• The exercise:
Transcribe all the records with complete accuracy.

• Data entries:
_ _ _
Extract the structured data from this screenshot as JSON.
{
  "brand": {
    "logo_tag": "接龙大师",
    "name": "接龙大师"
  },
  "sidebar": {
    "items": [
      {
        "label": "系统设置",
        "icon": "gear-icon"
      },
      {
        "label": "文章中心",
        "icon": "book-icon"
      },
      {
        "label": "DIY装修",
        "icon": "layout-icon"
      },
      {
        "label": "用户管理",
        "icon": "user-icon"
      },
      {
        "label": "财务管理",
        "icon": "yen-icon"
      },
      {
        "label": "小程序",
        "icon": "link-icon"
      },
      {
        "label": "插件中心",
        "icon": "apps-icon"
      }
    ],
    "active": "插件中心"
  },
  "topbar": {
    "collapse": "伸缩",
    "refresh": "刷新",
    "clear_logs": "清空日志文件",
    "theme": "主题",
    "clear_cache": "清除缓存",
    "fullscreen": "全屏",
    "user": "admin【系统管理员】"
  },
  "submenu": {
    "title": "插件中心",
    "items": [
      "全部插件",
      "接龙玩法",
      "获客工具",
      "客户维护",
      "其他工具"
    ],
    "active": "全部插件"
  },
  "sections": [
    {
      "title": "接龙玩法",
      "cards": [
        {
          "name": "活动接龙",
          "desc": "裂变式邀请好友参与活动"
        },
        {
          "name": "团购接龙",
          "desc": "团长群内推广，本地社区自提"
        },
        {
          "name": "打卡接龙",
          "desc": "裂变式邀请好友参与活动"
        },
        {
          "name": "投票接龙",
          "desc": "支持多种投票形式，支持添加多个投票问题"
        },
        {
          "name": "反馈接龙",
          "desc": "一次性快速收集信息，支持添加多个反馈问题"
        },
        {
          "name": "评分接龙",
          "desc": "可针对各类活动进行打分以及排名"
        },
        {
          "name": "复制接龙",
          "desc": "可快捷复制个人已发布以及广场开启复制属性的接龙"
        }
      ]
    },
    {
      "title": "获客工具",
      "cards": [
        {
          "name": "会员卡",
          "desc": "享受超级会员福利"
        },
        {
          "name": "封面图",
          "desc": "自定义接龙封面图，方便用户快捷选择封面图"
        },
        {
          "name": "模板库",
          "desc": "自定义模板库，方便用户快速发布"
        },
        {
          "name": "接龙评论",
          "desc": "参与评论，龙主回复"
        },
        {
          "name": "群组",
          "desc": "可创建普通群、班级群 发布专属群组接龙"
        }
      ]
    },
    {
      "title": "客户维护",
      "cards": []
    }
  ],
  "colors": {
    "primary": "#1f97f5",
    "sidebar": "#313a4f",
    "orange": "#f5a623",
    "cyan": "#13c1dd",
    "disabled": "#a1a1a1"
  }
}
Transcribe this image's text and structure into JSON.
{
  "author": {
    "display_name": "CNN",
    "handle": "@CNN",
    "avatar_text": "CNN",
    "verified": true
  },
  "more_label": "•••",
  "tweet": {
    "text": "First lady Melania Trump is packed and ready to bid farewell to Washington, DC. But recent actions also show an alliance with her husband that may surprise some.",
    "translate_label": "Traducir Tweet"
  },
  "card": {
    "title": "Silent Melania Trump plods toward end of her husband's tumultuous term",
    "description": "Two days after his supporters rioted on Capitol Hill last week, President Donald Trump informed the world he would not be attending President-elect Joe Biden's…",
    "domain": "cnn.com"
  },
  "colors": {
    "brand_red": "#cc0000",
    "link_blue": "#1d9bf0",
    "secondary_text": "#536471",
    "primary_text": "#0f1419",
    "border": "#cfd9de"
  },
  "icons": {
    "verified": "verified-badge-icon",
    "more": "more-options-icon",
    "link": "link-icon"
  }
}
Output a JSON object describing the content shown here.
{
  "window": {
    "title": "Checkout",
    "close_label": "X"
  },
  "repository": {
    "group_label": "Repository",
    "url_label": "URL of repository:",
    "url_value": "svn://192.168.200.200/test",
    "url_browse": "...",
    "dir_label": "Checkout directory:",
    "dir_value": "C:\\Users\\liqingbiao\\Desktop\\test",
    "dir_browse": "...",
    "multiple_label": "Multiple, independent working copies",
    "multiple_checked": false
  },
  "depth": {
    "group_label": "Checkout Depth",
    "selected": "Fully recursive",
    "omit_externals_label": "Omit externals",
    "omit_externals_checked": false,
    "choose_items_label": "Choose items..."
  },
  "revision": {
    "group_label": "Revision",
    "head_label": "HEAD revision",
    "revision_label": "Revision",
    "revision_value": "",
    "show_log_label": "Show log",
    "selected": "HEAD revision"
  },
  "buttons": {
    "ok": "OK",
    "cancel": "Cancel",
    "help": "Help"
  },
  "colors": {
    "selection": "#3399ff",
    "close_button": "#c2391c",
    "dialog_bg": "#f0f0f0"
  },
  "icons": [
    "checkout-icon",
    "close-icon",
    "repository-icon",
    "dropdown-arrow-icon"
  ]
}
_ _ _
• Response to this task:
Extract the structured data from this screenshot as JSON.
{
  "brand": {
    "logo_tag": "接龙大师",
    "name": "接龙大师"
  },
  "sidebar": {
    "items": [
      {
        "label": "系统设置",
        "icon": "gear-icon"
      },
      {
        "label": "文章中心",
        "icon": "book-icon"
      },
      {
        "label": "DIY装修",
        "icon": "layout-icon"
      },
      {
        "label": "用户管理",
        "icon": "user-icon"
      },
      {
        "label": "财务管理",
        "icon": "yen-icon"
      },
      {
        "label": "小程序",
        "icon": "link-icon"
      },
      {
        "label": "插件中心",
        "icon": "apps-icon"
      }
    ],
    "active": "插件中心"
  },
  "topbar": {
    "collapse": "伸缩",
    "refresh": "刷新",
    "clear_logs": "清空日志文件",
    "theme": "主题",
    "clear_cache": "清除缓存",
    "fullscreen": "全屏",
    "user": "admin【系统管理员】"
  },
  "submenu": {
    "title": "插件中心",
    "items": [
      "全部插件",
      "接龙玩法",
      "获客工具",
      "客户维护",
      "其他工具"
    ],
    "active": "全部插件"
  },
  "sections": [
    {
      "title": "接龙玩法",
      "cards": [
        {
          "name": "活动接龙",
          "desc": "裂变式邀请好友参与活动"
        },
        {
          "name": "团购接龙",
          "desc": "团长群内推广，本地社区自提"
        },
        {
          "name": "打卡接龙",
          "desc": "裂变式邀请好友参与活动"
        },
        {
          "name": "投票接龙",
          "desc": "支持多种投票形式，支持添加多个投票问题"
        },
        {
          "name": "反馈接龙",
          "desc": "一次性快速收集信息，支持添加多个反馈问题"
        },
        {
          "name": "评分接龙",
          "desc": "可针对各类活动进行打分以及排名"
        },
        {
          "name": "复制接龙",
          "desc": "可快捷复制个人已发布以及广场开启复制属性的接龙"
        }
      ]
    },
    {
      "title": "获客工具",
      "cards": [
        {
          "name": "会员卡",
          "desc": "享受超级会员福利"
        },
        {
          "name": "封面图",
          "desc": "自定义接龙封面图，方便用户快捷选择封面图"
        },
        {
          "name": "模板库",
          "desc": "自定义模板库，方便用户快速发布"
        },
        {
          "name": "接龙评论",
          "desc": "参与评论，龙主回复"
        },
        {
          "name": "群组",
          "desc": "可创建普通群、班级群 发布专属群组接龙"
        }
      ]
    },
    {
      "title": "客户维护",
      "cards": []
    }
  ],
  "colors": {
    "primary": "#1f97f5",
    "sidebar": "#313a4f",
    "orange": "#f5a623",
    "cyan": "#13c1dd",
    "disabled": "#a1a1a1"
  }
}
Transcribe this image's text and structure into JSON.
{
  "author": {
    "display_name": "CNN",
    "handle": "@CNN",
    "avatar_text": "CNN",
    "verified": true
  },
  "more_label": "•••",
  "tweet": {
    "text": "First lady Melania Trump is packed and ready to bid farewell to Washington, DC. But recent actions also show an alliance with her husband that may surprise some.",
    "translate_label": "Traducir Tweet"
  },
  "card": {
    "title": "Silent Melania Trump plods toward end of her husband's tumultuous term",
    "description": "Two days after his supporters rioted on Capitol Hill last week, President Donald Trump informed the world he would not be attending President-elect Joe Biden's…",
    "domain": "cnn.com"
  },
  "colors": {
    "brand_red": "#cc0000",
    "link_blue": "#1d9bf0",
    "secondary_text": "#536471",
    "primary_text": "#0f1419",
    "border": "#cfd9de"
  },
  "icons": {
    "verified": "verified-badge-icon",
    "more": "more-options-icon",
    "link": "link-icon"
  }
}
Output a JSON object describing the content shown here.
{
  "window": {
    "title": "Checkout",
    "close_label": "X"
  },
  "repository": {
    "group_label": "Repository",
    "url_label": "URL of repository:",
    "url_value": "svn://192.168.200.200/test",
    "url_browse": "...",
    "dir_label": "Checkout directory:",
    "dir_value": "C:\\Users\\liqingbiao\\Desktop\\test",
    "dir_browse": "...",
    "multiple_label": "Multiple, independent working copies",
    "multiple_checked": false
  },
  "depth": {
    "group_label": "Checkout Depth",
    "selected": "Fully recursive",
    "omit_externals_label": "Omit externals",
    "omit_externals_checked": false,
    "choose_items_label": "Choose items..."
  },
  "revision": {
    "group_label": "Revision",
    "head_label": "HEAD revision",
    "revision_label": "Revision",
    "revision_value": "",
    "show_log_label": "Show log",
    "selected": "HEAD revision"
  },
  "buttons": {
    "ok": "OK",
    "cancel": "Cancel",
    "help": "Help"
  },
  "colors": {
    "selection": "#3399ff",
    "close_button": "#c2391c",
    "dialog_bg": "#f0f0f0"
  },
  "icons": [
    "checkout-icon",
    "close-icon",
    "repository-icon",
    "dropdown-arrow-icon"
  ]
}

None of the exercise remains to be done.